DATA FOR THIS EXERCISE:
────

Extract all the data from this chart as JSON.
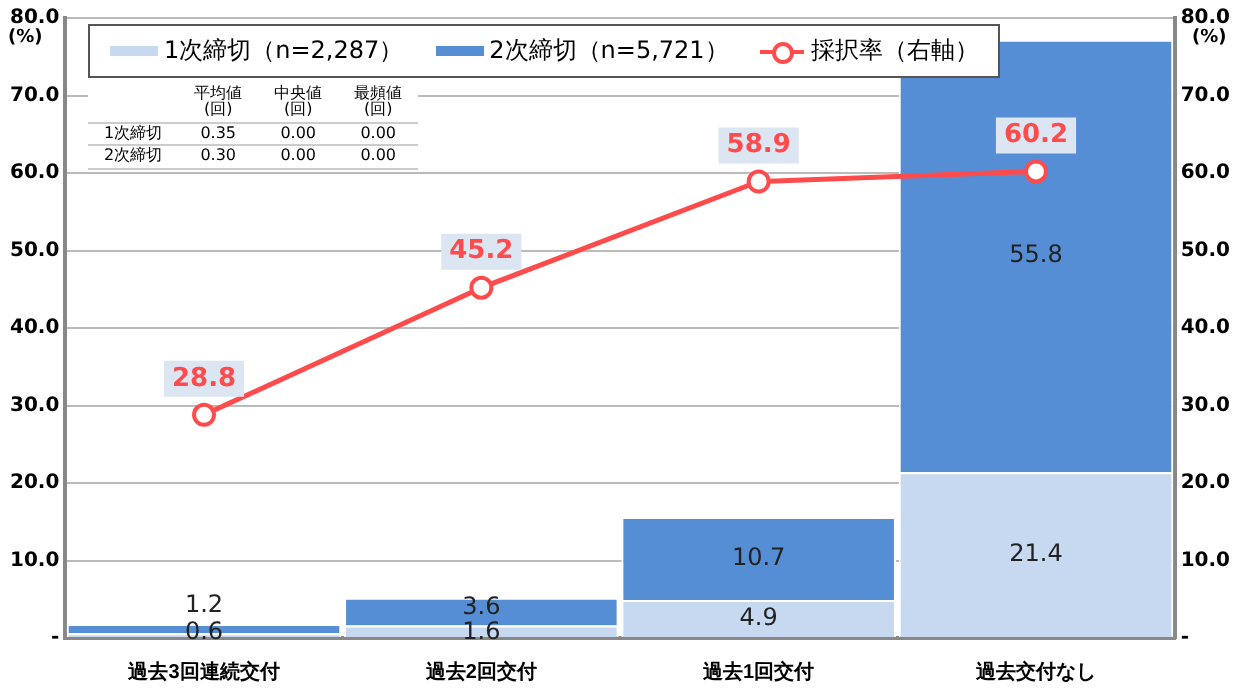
{
  "chart_data": {
    "type": "bar",
    "stacked": true,
    "categories": [
      "過去3回連続交付",
      "過去2回交付",
      "過去1回交付",
      "過去交付なし"
    ],
    "series": [
      {
        "name": "1次締切（n=2,287）",
        "color": "#c6d9f1",
        "values": [
          0.6,
          1.6,
          4.9,
          21.4
        ]
      },
      {
        "name": "2次締切（n=5,721）",
        "color": "#558ed5",
        "values": [
          1.2,
          3.6,
          10.7,
          55.8
        ]
      },
      {
        "name": "採択率（右軸）",
        "type": "line",
        "axis": "y2",
        "color": "#ff4b4b",
        "values": [
          28.8,
          45.2,
          58.9,
          60.2
        ],
        "marker": "circle"
      }
    ],
    "ylabel": "(%)",
    "y2label": "(%)",
    "ylim": [
      0,
      80
    ],
    "yticks": [
      {
        "value": 0,
        "label": "-"
      },
      {
        "value": 10,
        "label": "10.0"
      },
      {
        "value": 20,
        "label": "20.0"
      },
      {
        "value": 30,
        "label": "30.0"
      },
      {
        "value": 40,
        "label": "40.0"
      },
      {
        "value": 50,
        "label": "50.0"
      },
      {
        "value": 60,
        "label": "60.0"
      },
      {
        "value": 70,
        "label": "70.0"
      },
      {
        "value": 80,
        "label": "80.0"
      }
    ],
    "y2lim": [
      0,
      80
    ],
    "y2ticks": [
      {
        "value": 0,
        "label": "-"
      },
      {
        "value": 10,
        "label": "10.0"
      },
      {
        "value": 20,
        "label": "20.0"
      },
      {
        "value": 30,
        "label": "30.0"
      },
      {
        "value": 40,
        "label": "40.0"
      },
      {
        "value": 50,
        "label": "50.0"
      },
      {
        "value": 60,
        "label": "60.0"
      },
      {
        "value": 70,
        "label": "70.0"
      },
      {
        "value": 80,
        "label": "80.0"
      }
    ],
    "grid": "y",
    "legend": "top",
    "data_labels": true,
    "annotations": [
      "平均値\n(回)",
      "中央値\n(回)",
      "最頻値\n(回)",
      "1次締切",
      "0.35",
      "0.00",
      "0.00",
      "2次締切",
      "0.30",
      "0.00",
      "0.00"
    ]
  }
}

────

Without the pictures, repeat all the records word for word.

EXERCISE ANSWER:
Extract all the data from this chart as JSON.
{
  "chart_data": {
    "type": "bar",
    "stacked": true,
    "categories": [
      "過去3回連続交付",
      "過去2回交付",
      "過去1回交付",
      "過去交付なし"
    ],
    "series": [
      {
        "name": "1次締切（n=2,287）",
        "color": "#c6d9f1",
        "values": [
          0.6,
          1.6,
          4.9,
          21.4
        ]
      },
      {
        "name": "2次締切（n=5,721）",
        "color": "#558ed5",
        "values": [
          1.2,
          3.6,
          10.7,
          55.8
        ]
      },
      {
        "name": "採択率（右軸）",
        "type": "line",
        "axis": "y2",
        "color": "#ff4b4b",
        "values": [
          28.8,
          45.2,
          58.9,
          60.2
        ],
        "marker": "circle"
      }
    ],
    "ylabel": "(%)",
    "y2label": "(%)",
    "ylim": [
      0,
      80
    ],
    "yticks": [
      {
        "value": 0,
        "label": "-"
      },
      {
        "value": 10,
        "label": "10.0"
      },
      {
        "value": 20,
        "label": "20.0"
      },
      {
        "value": 30,
        "label": "30.0"
      },
      {
        "value": 40,
        "label": "40.0"
      },
      {
        "value": 50,
        "label": "50.0"
      },
      {
        "value": 60,
        "label": "60.0"
      },
      {
        "value": 70,
        "label": "70.0"
      },
      {
        "value": 80,
        "label": "80.0"
      }
    ],
    "y2lim": [
      0,
      80
    ],
    "y2ticks": [
      {
        "value": 0,
        "label": "-"
      },
      {
        "value": 10,
        "label": "10.0"
      },
      {
        "value": 20,
        "label": "20.0"
      },
      {
        "value": 30,
        "label": "30.0"
      },
      {
        "value": 40,
        "label": "40.0"
      },
      {
        "value": 50,
        "label": "50.0"
      },
      {
        "value": 60,
        "label": "60.0"
      },
      {
        "value": 70,
        "label": "70.0"
      },
      {
        "value": 80,
        "label": "80.0"
      }
    ],
    "grid": "y",
    "legend": "top",
    "data_labels": true,
    "annotations": [
      "平均値\n(回)",
      "中央値\n(回)",
      "最頻値\n(回)",
      "1次締切",
      "0.35",
      "0.00",
      "0.00",
      "2次締切",
      "0.30",
      "0.00",
      "0.00"
    ]
  }
}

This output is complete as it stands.